Work required:
Rewrite every line of the listing, swapping each occurrence of "sidebar-item-label" for "sidebar-label" and leaving everything else unchanged.

Stored records:
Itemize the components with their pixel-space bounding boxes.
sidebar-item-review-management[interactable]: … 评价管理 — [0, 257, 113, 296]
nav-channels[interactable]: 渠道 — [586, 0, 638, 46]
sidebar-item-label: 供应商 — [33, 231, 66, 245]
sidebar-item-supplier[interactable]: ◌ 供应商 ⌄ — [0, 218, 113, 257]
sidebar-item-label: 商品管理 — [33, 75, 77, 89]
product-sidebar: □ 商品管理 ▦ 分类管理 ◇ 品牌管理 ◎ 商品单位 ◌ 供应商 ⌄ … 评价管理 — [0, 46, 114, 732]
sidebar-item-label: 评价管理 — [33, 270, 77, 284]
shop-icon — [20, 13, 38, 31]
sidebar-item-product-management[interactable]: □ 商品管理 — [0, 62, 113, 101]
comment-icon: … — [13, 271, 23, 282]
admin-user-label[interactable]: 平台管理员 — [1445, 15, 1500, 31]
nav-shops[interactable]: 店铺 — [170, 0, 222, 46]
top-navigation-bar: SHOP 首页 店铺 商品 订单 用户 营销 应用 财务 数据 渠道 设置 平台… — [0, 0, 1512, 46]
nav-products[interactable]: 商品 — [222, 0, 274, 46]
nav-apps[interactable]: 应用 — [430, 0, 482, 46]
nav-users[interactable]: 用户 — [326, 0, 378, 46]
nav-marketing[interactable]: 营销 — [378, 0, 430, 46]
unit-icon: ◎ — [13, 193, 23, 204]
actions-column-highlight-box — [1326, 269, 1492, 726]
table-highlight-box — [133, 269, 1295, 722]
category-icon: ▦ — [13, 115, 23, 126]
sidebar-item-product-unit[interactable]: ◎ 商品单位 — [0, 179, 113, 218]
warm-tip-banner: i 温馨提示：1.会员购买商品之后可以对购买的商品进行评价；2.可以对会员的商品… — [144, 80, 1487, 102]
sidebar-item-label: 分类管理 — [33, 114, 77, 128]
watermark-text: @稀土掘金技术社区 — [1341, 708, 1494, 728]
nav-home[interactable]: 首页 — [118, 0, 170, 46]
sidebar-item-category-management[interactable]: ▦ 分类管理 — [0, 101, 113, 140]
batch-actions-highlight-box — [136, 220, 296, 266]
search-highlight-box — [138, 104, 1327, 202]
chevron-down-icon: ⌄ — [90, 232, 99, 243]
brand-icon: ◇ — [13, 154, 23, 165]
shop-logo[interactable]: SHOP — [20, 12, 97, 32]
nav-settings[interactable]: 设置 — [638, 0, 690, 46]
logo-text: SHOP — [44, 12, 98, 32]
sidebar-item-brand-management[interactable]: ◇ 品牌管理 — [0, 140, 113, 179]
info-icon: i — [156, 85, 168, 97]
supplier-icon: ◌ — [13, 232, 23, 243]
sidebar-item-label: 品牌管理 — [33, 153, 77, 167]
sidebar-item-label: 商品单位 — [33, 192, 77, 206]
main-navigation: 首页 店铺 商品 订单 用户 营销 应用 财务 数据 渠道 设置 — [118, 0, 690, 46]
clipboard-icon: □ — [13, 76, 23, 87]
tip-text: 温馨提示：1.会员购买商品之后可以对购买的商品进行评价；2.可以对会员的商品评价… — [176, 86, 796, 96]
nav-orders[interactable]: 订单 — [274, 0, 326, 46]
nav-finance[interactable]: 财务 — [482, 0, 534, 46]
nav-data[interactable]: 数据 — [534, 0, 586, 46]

Answer to the exercise:
Itemize the components with their pixel-space bounding boxes.
sidebar-item-review-management[interactable]: … 评价管理 — [0, 257, 113, 296]
nav-channels[interactable]: 渠道 — [586, 0, 638, 46]
sidebar-label: 供应商 — [33, 231, 66, 245]
sidebar-item-supplier[interactable]: ◌ 供应商 ⌄ — [0, 218, 113, 257]
sidebar-label: 商品管理 — [33, 75, 77, 89]
product-sidebar: □ 商品管理 ▦ 分类管理 ◇ 品牌管理 ◎ 商品单位 ◌ 供应商 ⌄ … 评价管理 — [0, 46, 114, 732]
sidebar-label: 评价管理 — [33, 270, 77, 284]
shop-icon — [20, 13, 38, 31]
sidebar-item-product-management[interactable]: □ 商品管理 — [0, 62, 113, 101]
comment-icon: … — [13, 271, 23, 282]
admin-user-label[interactable]: 平台管理员 — [1445, 15, 1500, 31]
nav-shops[interactable]: 店铺 — [170, 0, 222, 46]
top-navigation-bar: SHOP 首页 店铺 商品 订单 用户 营销 应用 财务 数据 渠道 设置 平台… — [0, 0, 1512, 46]
nav-products[interactable]: 商品 — [222, 0, 274, 46]
nav-apps[interactable]: 应用 — [430, 0, 482, 46]
nav-users[interactable]: 用户 — [326, 0, 378, 46]
nav-marketing[interactable]: 营销 — [378, 0, 430, 46]
unit-icon: ◎ — [13, 193, 23, 204]
actions-column-highlight-box — [1326, 269, 1492, 726]
table-highlight-box — [133, 269, 1295, 722]
category-icon: ▦ — [13, 115, 23, 126]
sidebar-item-product-unit[interactable]: ◎ 商品单位 — [0, 179, 113, 218]
warm-tip-banner: i 温馨提示：1.会员购买商品之后可以对购买的商品进行评价；2.可以对会员的商品… — [144, 80, 1487, 102]
sidebar-label: 分类管理 — [33, 114, 77, 128]
watermark-text: @稀土掘金技术社区 — [1341, 708, 1494, 728]
nav-home[interactable]: 首页 — [118, 0, 170, 46]
sidebar-item-category-management[interactable]: ▦ 分类管理 — [0, 101, 113, 140]
batch-actions-highlight-box — [136, 220, 296, 266]
search-highlight-box — [138, 104, 1327, 202]
chevron-down-icon: ⌄ — [90, 232, 99, 243]
brand-icon: ◇ — [13, 154, 23, 165]
shop-logo[interactable]: SHOP — [20, 12, 97, 32]
nav-settings[interactable]: 设置 — [638, 0, 690, 46]
logo-text: SHOP — [44, 12, 98, 32]
sidebar-item-brand-management[interactable]: ◇ 品牌管理 — [0, 140, 113, 179]
info-icon: i — [156, 85, 168, 97]
supplier-icon: ◌ — [13, 232, 23, 243]
sidebar-label: 品牌管理 — [33, 153, 77, 167]
sidebar-label: 商品单位 — [33, 192, 77, 206]
main-navigation: 首页 店铺 商品 订单 用户 营销 应用 财务 数据 渠道 设置 — [118, 0, 690, 46]
clipboard-icon: □ — [13, 76, 23, 87]
tip-text: 温馨提示：1.会员购买商品之后可以对购买的商品进行评价；2.可以对会员的商品评价… — [176, 86, 796, 96]
nav-orders[interactable]: 订单 — [274, 0, 326, 46]
nav-finance[interactable]: 财务 — [482, 0, 534, 46]
nav-data[interactable]: 数据 — [534, 0, 586, 46]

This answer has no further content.